### YOUR GOAL
Restate the full listing word for word and leave the pictures out.

(Records from a data collection)
+-------+

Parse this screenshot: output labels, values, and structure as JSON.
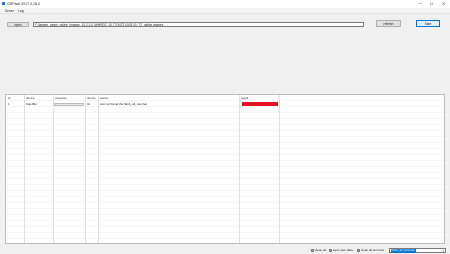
{
  "window": {
    "title": "GSPack 2017.4.28.0",
    "minimize_glyph": "—",
    "maximize_glyph": "☐",
    "close_glyph": "✕"
  },
  "menu": {
    "items": [
      "Driver",
      "Log"
    ]
  },
  "toolbar": {
    "open_label": "open",
    "path_value": "F:\\fastem_gesm_gslive_images_10.2.2.0 \\WHRD2_20 77\\3472 0003 00_T2_gslive images",
    "refresh_label": "refresh",
    "start_label": "Start"
  },
  "table": {
    "columns": [
      "id",
      "device",
      "progress",
      "device",
      "status",
      "result"
    ],
    "rows": [
      {
        "id": "1",
        "device": "Kap-Blu",
        "progress": 0,
        "device2": "3x",
        "status": "can not found the flash_all_root.bat",
        "result": ""
      }
    ]
  },
  "footer": {
    "options": [
      {
        "label": "clean all",
        "selected": false
      },
      {
        "label": "save user data",
        "selected": false
      },
      {
        "label": "clean all and lock",
        "selected": true
      }
    ],
    "dropdown_value": "flash_all_lock.bat"
  },
  "colors": {
    "accent": "#0078d7",
    "error": "#e81123",
    "progress": "#06b025"
  }
}
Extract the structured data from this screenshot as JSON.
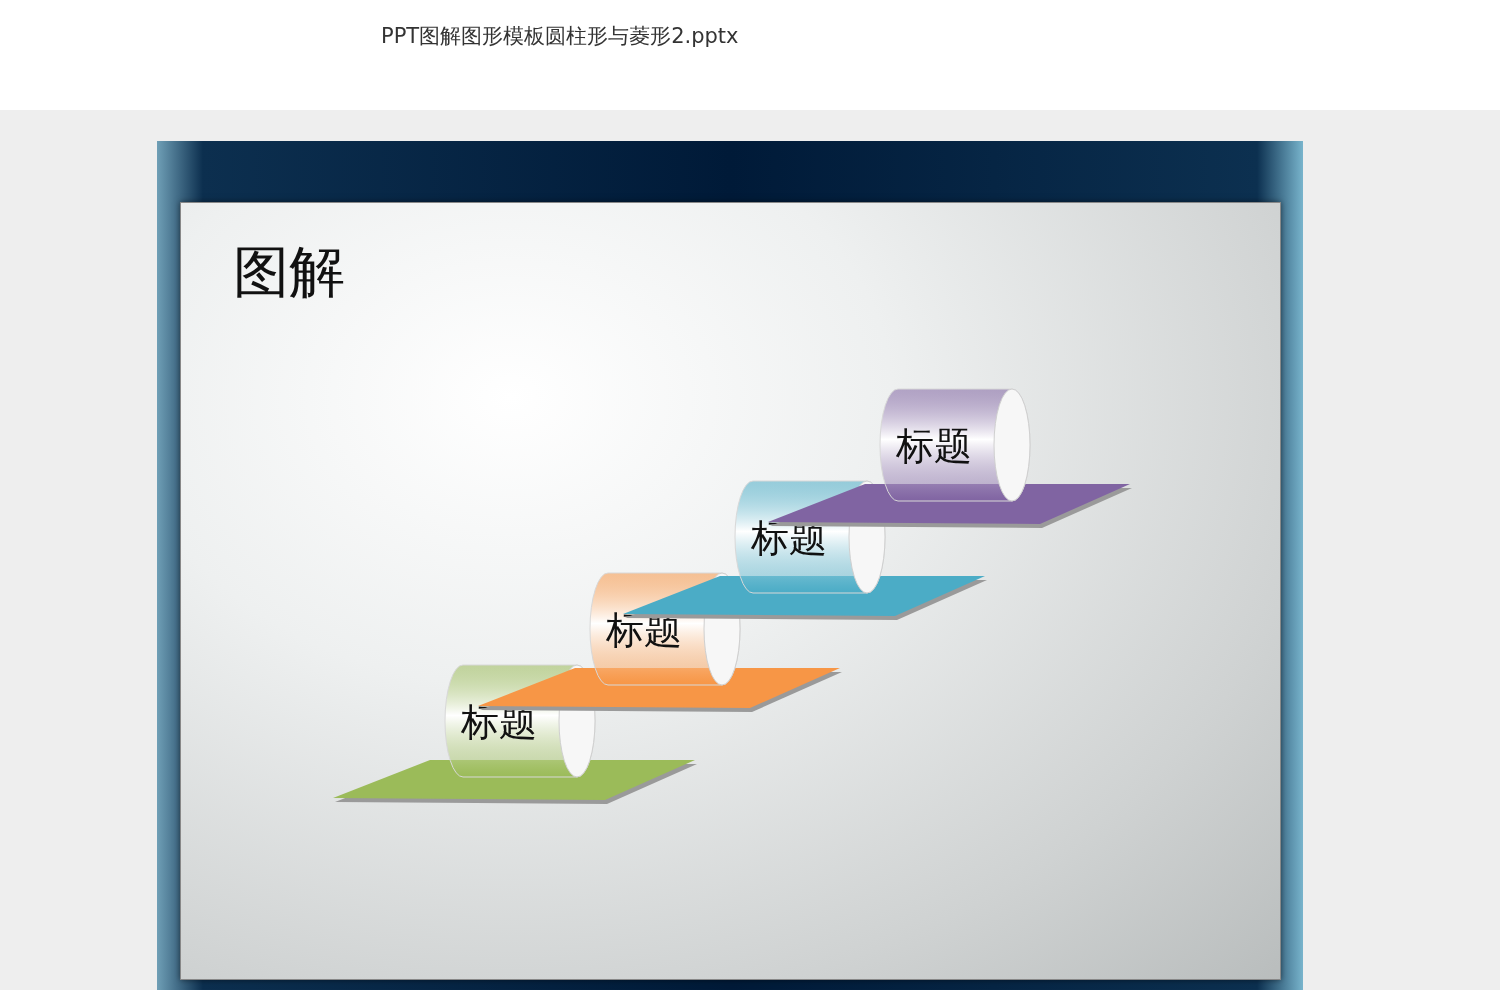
{
  "document": {
    "title": "PPT图解图形模板圆柱形与菱形2.pptx"
  },
  "slide": {
    "title": "图解",
    "steps": [
      {
        "label": "标题",
        "color": "#9bbb59"
      },
      {
        "label": "标题",
        "color": "#f79646"
      },
      {
        "label": "标题",
        "color": "#4bacc6"
      },
      {
        "label": "标题",
        "color": "#8064a2"
      }
    ]
  }
}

+-------+

### WRITTEN SOLUTION
Parse this screenshot: output labels, values, and structure as JSON.
{
  "window": {
    "title": "GSPack 2017.4.28.0",
    "minimize_glyph": "—",
    "maximize_glyph": "☐",
    "close_glyph": "✕"
  },
  "menu": {
    "items": [
      "Driver",
      "Log"
    ]
  },
  "toolbar": {
    "open_label": "open",
    "path_value": "F:\\fastem_gesm_gslive_images_10.2.2.0 \\WHRD2_20 77\\3472 0003 00_T2_gslive images",
    "refresh_label": "refresh",
    "start_label": "Start"
  },
  "table": {
    "columns": [
      "id",
      "device",
      "progress",
      "device",
      "status",
      "result"
    ],
    "rows": [
      {
        "id": "1",
        "device": "Kap-Blu",
        "progress": 0,
        "device2": "3x",
        "status": "can not found the flash_all_root.bat",
        "result": ""
      }
    ]
  },
  "footer": {
    "options": [
      {
        "label": "clean all",
        "selected": false
      },
      {
        "label": "save user data",
        "selected": false
      },
      {
        "label": "clean all and lock",
        "selected": true
      }
    ],
    "dropdown_value": "flash_all_lock.bat"
  },
  "colors": {
    "accent": "#0078d7",
    "error": "#e81123",
    "progress": "#06b025"
  }
}
Extract the structured data from this screenshot as JSON.
{
  "document": {
    "title": "PPT图解图形模板圆柱形与菱形2.pptx"
  },
  "slide": {
    "title": "图解",
    "steps": [
      {
        "label": "标题",
        "color": "#9bbb59"
      },
      {
        "label": "标题",
        "color": "#f79646"
      },
      {
        "label": "标题",
        "color": "#4bacc6"
      },
      {
        "label": "标题",
        "color": "#8064a2"
      }
    ]
  }
}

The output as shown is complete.